# STATED PROBLEM:
Turn the lines between the one holding "y-tick-label: 3.2: [38, 199, 59, 214]" and the one holding "data-line: [104, 65, 597, 326]", both included, into a numbered list with blank lines dropped.

# LISTED ENTRIES:

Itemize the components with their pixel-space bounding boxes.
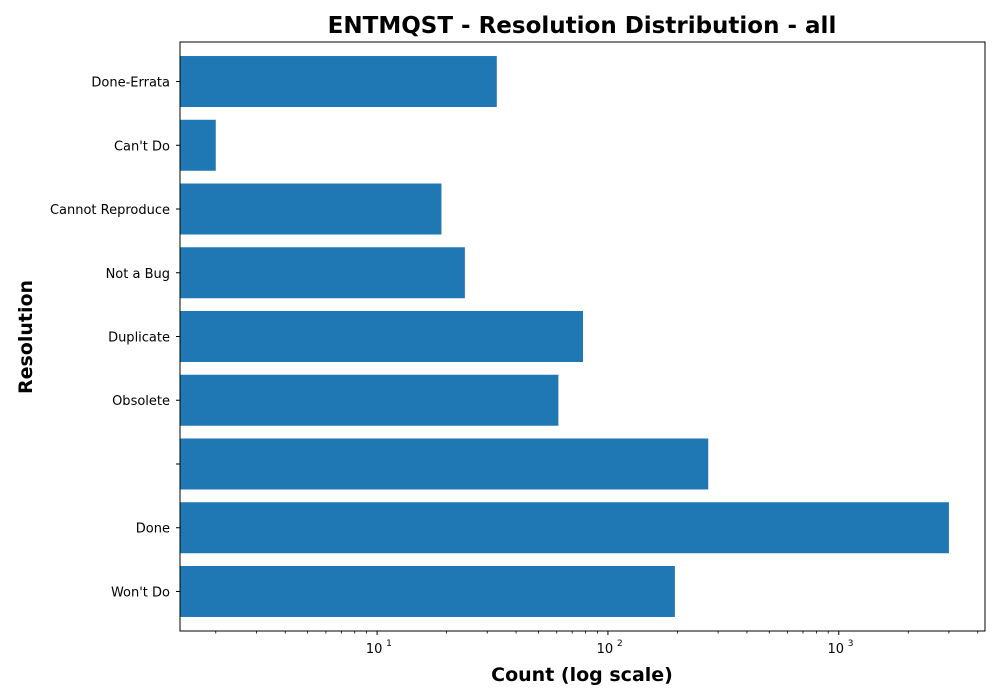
- y-tick-label: Won't Do: [111, 585, 170, 600]
- bar: [180, 183, 442, 235]
- bar: [180, 56, 497, 108]
- bar: [180, 119, 216, 171]
- x-tick-exponent: 2: [617, 639, 623, 649]
- plot-frame: [179, 41, 986, 632]
- bar: [180, 502, 949, 554]
- x-tick-label: 10: [827, 642, 844, 657]
- y-tick-label: Done-Errata: [91, 76, 170, 91]
- y-tick-label: Cannot Reproduce: [50, 203, 170, 218]
- x-tick-exponent: 3: [848, 639, 854, 649]
- x-tick-label: 10: [366, 642, 383, 657]
- bar: [180, 247, 465, 299]
- y-tick-label: Obsolete: [112, 394, 170, 409]
- y-tick-label: Can't Do: [114, 139, 170, 154]
- x-tick-exponent: 1: [386, 639, 392, 649]
- y-axis-ticks: Won't Do Done Obsolete Duplicate Not a Bug Ca…: [50, 76, 180, 600]
- chart-title: ENTMQST - Resolution Distribution - all: [328, 13, 837, 39]
- y-axis-label: Resolution: [15, 280, 37, 394]
- bar: [180, 374, 559, 426]
- bars-group: [180, 56, 949, 617]
- x-axis-label: Count (log scale): [491, 664, 673, 686]
- x-tick-label: 10: [597, 642, 614, 657]
- y-tick-label: Not a Bug: [106, 267, 170, 282]
- bar: [180, 311, 584, 362]
- bar: [180, 565, 675, 617]
- bar: [180, 438, 709, 490]
- y-tick-label: Duplicate: [108, 331, 170, 346]
- y-tick-label: Done: [136, 522, 170, 537]
- x-axis-ticks: 10 1 10 2 10 3: [215, 631, 979, 657]
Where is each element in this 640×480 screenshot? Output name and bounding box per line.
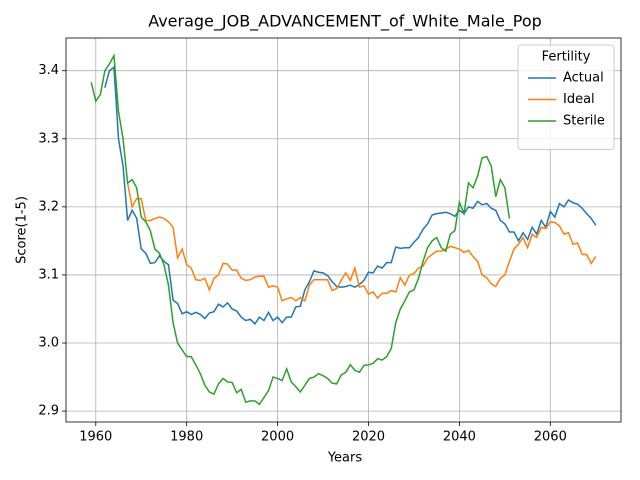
y-tick-label: 3.2: [38, 199, 59, 214]
x-tick-label: 2060: [534, 430, 567, 445]
chart-title: Average_JOB_ADVANCEMENT_of_White_Male_Po…: [148, 12, 542, 32]
data-line: [90, 53, 511, 406]
y-tick-label: 2.9: [38, 404, 59, 419]
x-tick-label: 1980: [170, 430, 203, 445]
legend-label: Sterile: [563, 114, 605, 129]
y-tick-label: 3.1: [38, 267, 59, 282]
y-tick-label: 3.4: [38, 63, 59, 78]
legend-box: [517, 44, 615, 150]
legend: Fertility Actual Ideal Sterile: [517, 44, 615, 150]
x-tick-label: 1960: [79, 430, 112, 445]
x-tick-label: 2000: [261, 430, 294, 445]
data-line: [104, 65, 597, 326]
legend-label: Actual: [563, 71, 604, 86]
y-tick-label: 3.0: [38, 336, 59, 351]
y-axis-label: Score(1-5): [15, 196, 30, 264]
x-axis-label: Years: [327, 451, 363, 466]
x-tick-label: 2020: [352, 430, 385, 445]
legend-label: Ideal: [563, 92, 595, 107]
plot-frame: [65, 37, 622, 423]
legend-title: Fertility: [542, 50, 591, 65]
data-line: [126, 182, 597, 303]
x-tick-label: 2040: [443, 430, 476, 445]
y-tick-label: 3.3: [38, 131, 59, 146]
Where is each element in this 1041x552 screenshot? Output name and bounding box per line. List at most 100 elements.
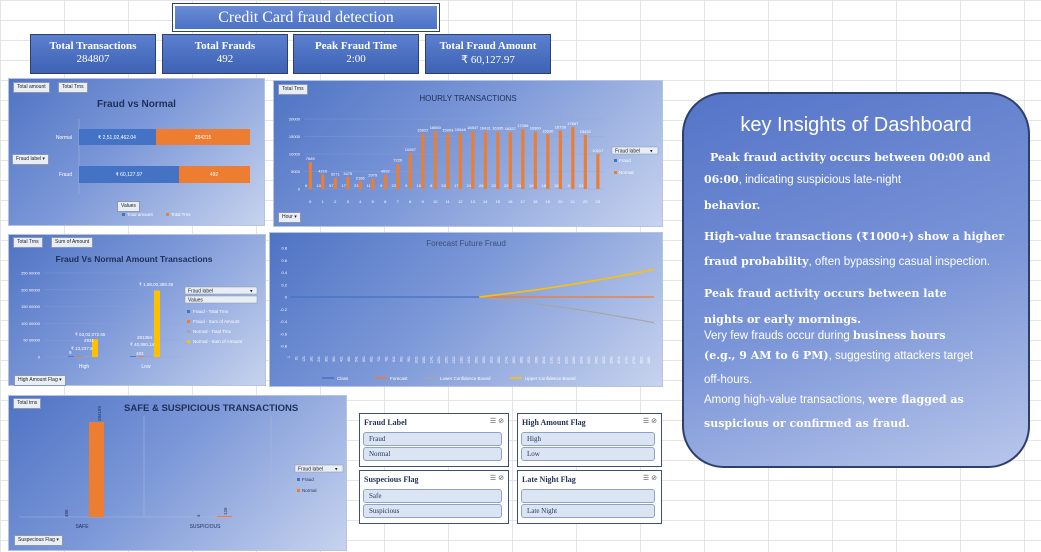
suspecious-flag-slicer[interactable]: Suspecious Flag ☰ ⊘ Safe Suspicious: [359, 470, 509, 524]
x-tick-label: 61: [295, 356, 299, 360]
clear-filter-icon[interactable]: ☰ ⊘: [489, 418, 504, 425]
fraud-data-label: 17: [342, 183, 347, 188]
y-tick-label: 200 00000: [21, 287, 41, 292]
x-tick-label: 721: [377, 356, 381, 362]
fraud-data-label: 22: [492, 183, 497, 188]
slicer-item[interactable]: Low: [521, 447, 655, 461]
y-tick-label: 15000: [289, 134, 301, 139]
bar-normal: [558, 130, 562, 189]
fraud-label-slicer[interactable]: Fraud Label ☰ ⊘ Fraud Normal: [359, 413, 509, 467]
bar-low-series-0: [130, 356, 136, 357]
bar-normal: [358, 181, 362, 189]
y-tick-label: -0.6: [280, 331, 288, 336]
x-tick-label: 481: [347, 356, 351, 362]
slicer-item[interactable]: High: [521, 432, 655, 446]
kpi-label: Total Fraud Amount: [439, 40, 537, 52]
x-tick-label: 1741: [505, 356, 509, 364]
bar-normal: [583, 134, 587, 189]
legend-filter-button: [611, 146, 659, 155]
x-tick-label: 2641: [617, 356, 621, 364]
slicer-item[interactable]: Safe: [363, 489, 502, 503]
high-amount-flag-slicer[interactable]: High Amount Flag ☰ ⊘ High Low: [517, 413, 662, 467]
forecast-plot: -0.8-0.6-0.4-0.200.20.40.60.8 1 61 121 181 2…: [280, 246, 655, 381]
suspecious-flag-axis-button[interactable]: Suspecious Flag ▾: [14, 535, 63, 546]
bar-normal: [308, 162, 312, 189]
total-trns-field-button[interactable]: Total trns: [13, 398, 42, 409]
fraud-vs-normal-amount-chart[interactable]: Total Trns Sum of Amount Fraud Vs Normal…: [8, 234, 266, 386]
fraud-vs-normal-chart[interactable]: Total amount Total Trns Fraud vs Normal …: [8, 78, 265, 226]
bar-low-series-3: [154, 290, 160, 357]
total-trns-field-button[interactable]: Total Trns: [58, 82, 88, 93]
clear-filter-icon[interactable]: ☰ ⊘: [489, 475, 504, 482]
x-tick-label: 12: [458, 199, 463, 204]
total-amount-field-button[interactable]: Total amount: [13, 82, 50, 93]
y-tick-label: 0: [285, 295, 288, 300]
data-label: 483: [136, 351, 144, 356]
bar-normal: [408, 153, 412, 189]
x-tick-label: 2041: [542, 356, 546, 364]
slicer-item[interactable]: [521, 489, 655, 503]
x-tick-label: 1261: [445, 356, 449, 364]
y-tick-label: 250 00000: [21, 271, 41, 276]
late-night-flag-slicer[interactable]: Late Night Flag ☰ ⊘ Late Night: [517, 470, 662, 524]
x-tick-label: 6: [384, 199, 387, 204]
chart-title: Forecast Future Fraud: [426, 239, 506, 248]
data-label: 16547: [467, 125, 479, 130]
x-tick-label: 2101: [550, 356, 554, 364]
forecast-future-fraud-chart[interactable]: Forecast Future Fraud -0.8 -0.6 -0.4 -0.2 0 0…: [269, 232, 663, 387]
bar-normal: [471, 131, 475, 189]
x-tick-label: 181: [310, 356, 314, 362]
total-trns-field-button[interactable]: Total Trns: [13, 237, 43, 248]
slicer-item[interactable]: Normal: [363, 447, 502, 461]
legend-label: Normal: [302, 488, 317, 493]
bar-normal: [496, 131, 500, 189]
legend-title: Fraud label: [615, 149, 640, 155]
bar-normal: [383, 174, 387, 189]
fraud-vs-normal-plot: Normal Fraud ₹ 2,51,02,462.04 284315 ₹ 6…: [56, 119, 250, 217]
kpi-value: ₹ 60,127.97: [461, 54, 515, 66]
x-tick-label: 17: [521, 199, 526, 204]
slicer-item[interactable]: Late Night: [521, 504, 655, 518]
fraud-data-label: 23: [354, 183, 359, 188]
x-tick-label: 961: [407, 356, 411, 362]
kpi-label: Total Transactions: [49, 40, 137, 52]
sum-of-amount-field-button[interactable]: Sum of Amount: [51, 237, 94, 248]
bar-normal: [571, 127, 575, 189]
chevron-down-icon: ▾: [250, 289, 253, 295]
fraud-data-label: 23: [392, 183, 397, 188]
legend-swatch: [122, 213, 125, 216]
slicer-item[interactable]: Suspicious: [363, 504, 502, 518]
values-button[interactable]: Values: [117, 201, 140, 212]
legend-label: Fraud - Sum of Amount: [193, 319, 240, 324]
safe-suspicious-chart[interactable]: Total trns SAFE & SUSPICIOUS TRANSACTION…: [8, 395, 347, 551]
legend-label: Lower Confidence Bound: [440, 376, 491, 381]
data-label: ₹ 53,02,072.65: [75, 332, 106, 337]
chevron-down-icon: ▾: [650, 149, 653, 155]
data-label: 15822: [417, 128, 429, 133]
legend-label: Normal: [619, 170, 634, 175]
clear-filter-icon[interactable]: ☰ ⊘: [642, 418, 657, 425]
category-label: SUSPICIOUS: [190, 524, 222, 530]
legend-title: Fraud label: [298, 467, 323, 473]
x-tick-label: 4: [359, 199, 362, 204]
x-tick-label: 14: [483, 199, 488, 204]
y-tick-label: 50 00000: [23, 338, 40, 343]
high-amount-flag-button[interactable]: High Amount Flag ▾: [14, 375, 66, 386]
x-tick-label: 9: [422, 199, 425, 204]
legend-label: Fraud: [619, 158, 631, 163]
data-label: 281384: [137, 335, 153, 340]
bar-safe-normal: [89, 422, 104, 517]
kpi-total-transactions: Total Transactions 284807: [30, 34, 156, 74]
clear-filter-icon[interactable]: ☰ ⊘: [642, 475, 657, 482]
fraud-label-filter-button[interactable]: Fraud label ▾: [12, 154, 49, 165]
insight-paragraph-4: Among high-value transactions, were flag…: [704, 393, 964, 406]
slicer-item[interactable]: Fraud: [363, 432, 502, 446]
insight-paragraph-3c: Very few frauds occur during business ho…: [704, 329, 946, 342]
hourly-transactions-chart[interactable]: Total Trns HOURLY TRANSACTIONS 0 5000 1000…: [273, 80, 663, 227]
legend-swatch: [187, 310, 190, 313]
data-label: 488: [64, 509, 69, 517]
bar-high-series-2: [84, 356, 90, 357]
hour-axis-button[interactable]: Hour ▾: [278, 212, 301, 223]
kpi-peak-fraud-time: Peak Fraud Time 2:00: [293, 34, 419, 74]
total-trns-field-button[interactable]: Total Trns: [278, 84, 308, 95]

# SOLUTION:
1. y-tick-label: 3.2: [38, 199, 59, 214]
2. x-tick-label: 2060: [534, 430, 567, 445]
3. chart-title: Average_JOB_ADVANCEMENT_of_White_Male_Po…: [148, 12, 542, 32]
4. data-line: [90, 53, 511, 406]
5. y-tick-label: 2.9: [38, 404, 59, 419]
6. x-tick-label: 1980: [170, 430, 203, 445]
7. legend-label: Sterile: [563, 114, 605, 129]
8. y-tick-label: 3.1: [38, 267, 59, 282]
9. y-tick-label: 3.4: [38, 63, 59, 78]
10. legend-box: [517, 44, 615, 150]
11. legend: Fertility Actual Ideal Sterile: [517, 44, 615, 150]
12. x-tick-label: 1960: [79, 430, 112, 445]
13. x-tick-label: 2000: [261, 430, 294, 445]
14. data-line: [104, 65, 597, 326]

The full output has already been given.